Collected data
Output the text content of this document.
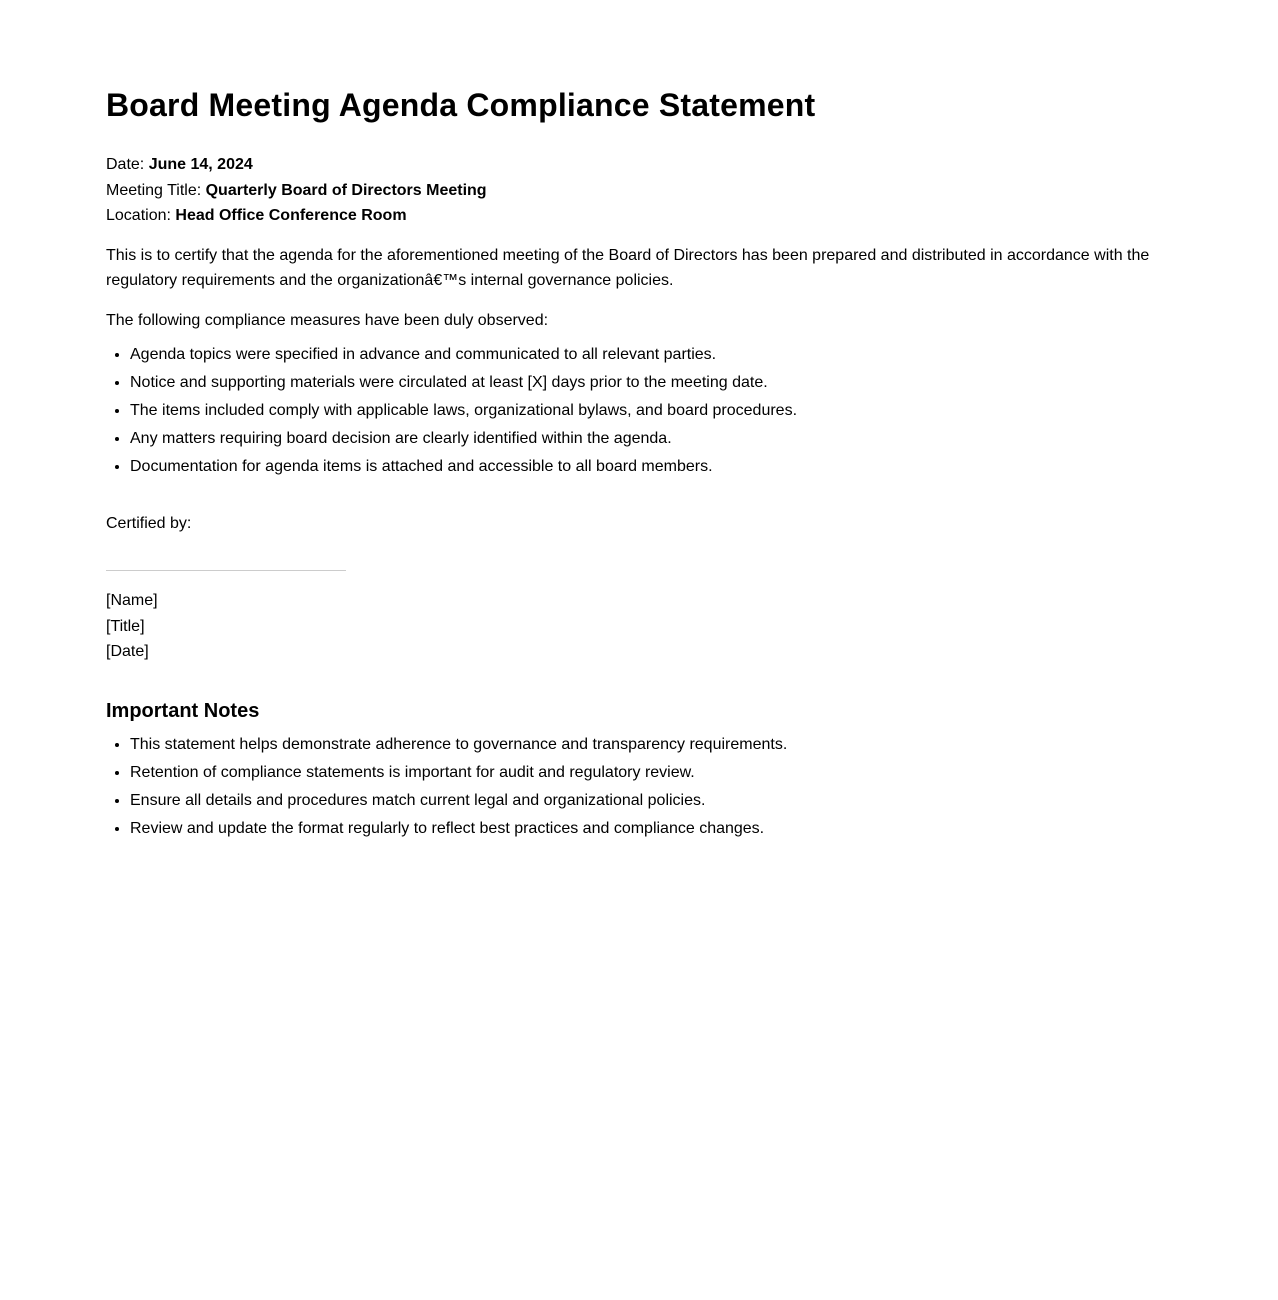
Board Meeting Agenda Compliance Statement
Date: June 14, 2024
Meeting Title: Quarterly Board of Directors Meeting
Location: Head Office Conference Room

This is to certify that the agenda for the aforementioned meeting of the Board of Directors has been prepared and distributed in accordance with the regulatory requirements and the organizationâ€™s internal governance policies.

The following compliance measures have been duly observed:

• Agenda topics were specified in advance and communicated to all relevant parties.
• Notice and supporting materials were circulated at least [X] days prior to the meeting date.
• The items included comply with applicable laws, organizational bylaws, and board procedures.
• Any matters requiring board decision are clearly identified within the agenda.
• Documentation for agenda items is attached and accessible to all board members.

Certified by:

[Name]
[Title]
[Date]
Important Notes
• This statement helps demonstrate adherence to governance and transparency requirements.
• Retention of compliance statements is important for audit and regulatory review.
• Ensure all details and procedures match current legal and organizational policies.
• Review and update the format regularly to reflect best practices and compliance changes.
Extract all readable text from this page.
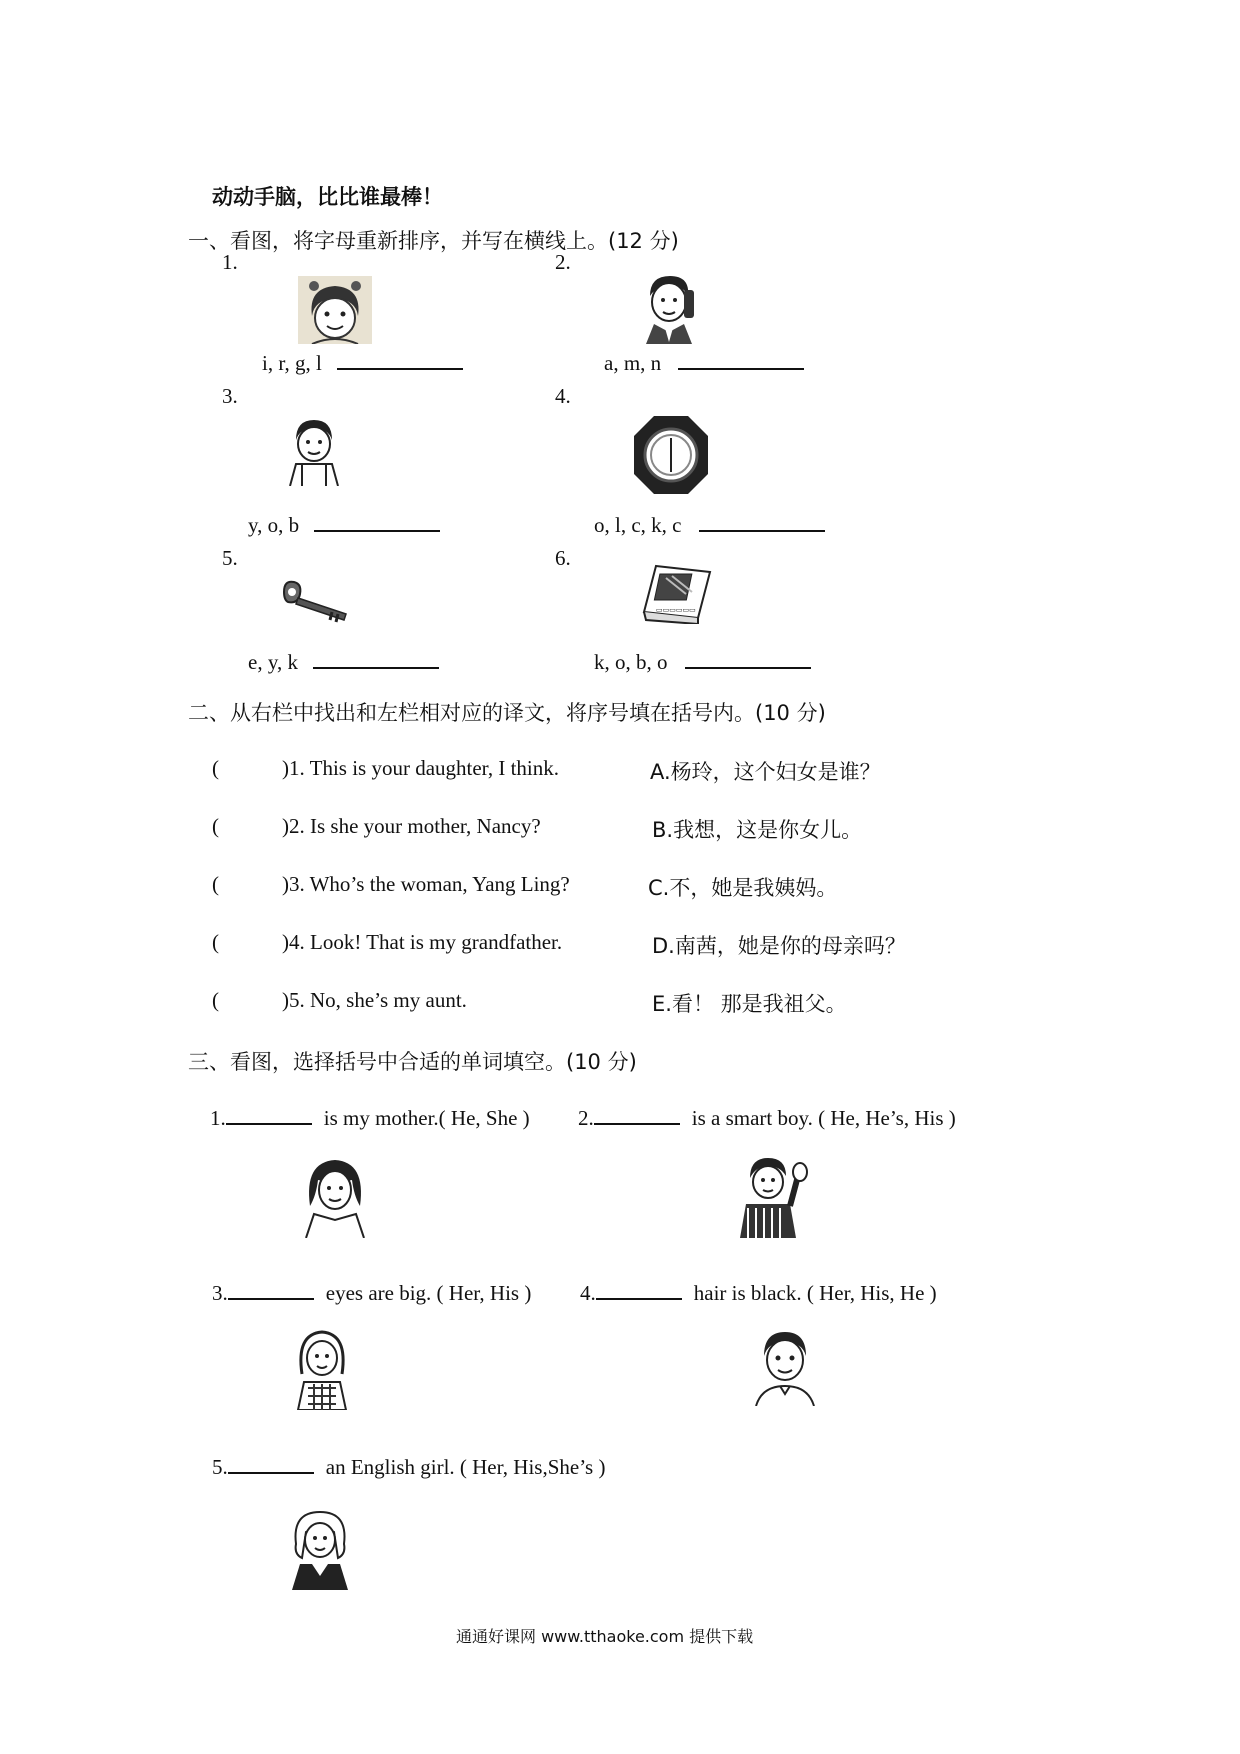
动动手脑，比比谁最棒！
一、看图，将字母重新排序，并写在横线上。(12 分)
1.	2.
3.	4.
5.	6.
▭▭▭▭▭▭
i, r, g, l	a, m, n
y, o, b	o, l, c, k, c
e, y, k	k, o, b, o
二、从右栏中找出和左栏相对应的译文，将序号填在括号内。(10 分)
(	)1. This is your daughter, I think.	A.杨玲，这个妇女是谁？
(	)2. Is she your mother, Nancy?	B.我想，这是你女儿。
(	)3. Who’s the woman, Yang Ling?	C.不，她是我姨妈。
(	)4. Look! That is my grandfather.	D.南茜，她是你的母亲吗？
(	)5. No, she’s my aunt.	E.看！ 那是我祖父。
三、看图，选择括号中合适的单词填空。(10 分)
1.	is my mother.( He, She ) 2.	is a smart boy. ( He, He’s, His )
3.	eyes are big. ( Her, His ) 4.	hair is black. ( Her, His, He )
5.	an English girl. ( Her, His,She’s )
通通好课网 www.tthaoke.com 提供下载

**Exercise directions:** For this exercise, gather every line of the data that contains the word "were".

**Finished task:**
• Agenda topics were specified in advance and communicated to all relevant parties.
• Notice and supporting materials were circulated at least [X] days prior to the meeting date.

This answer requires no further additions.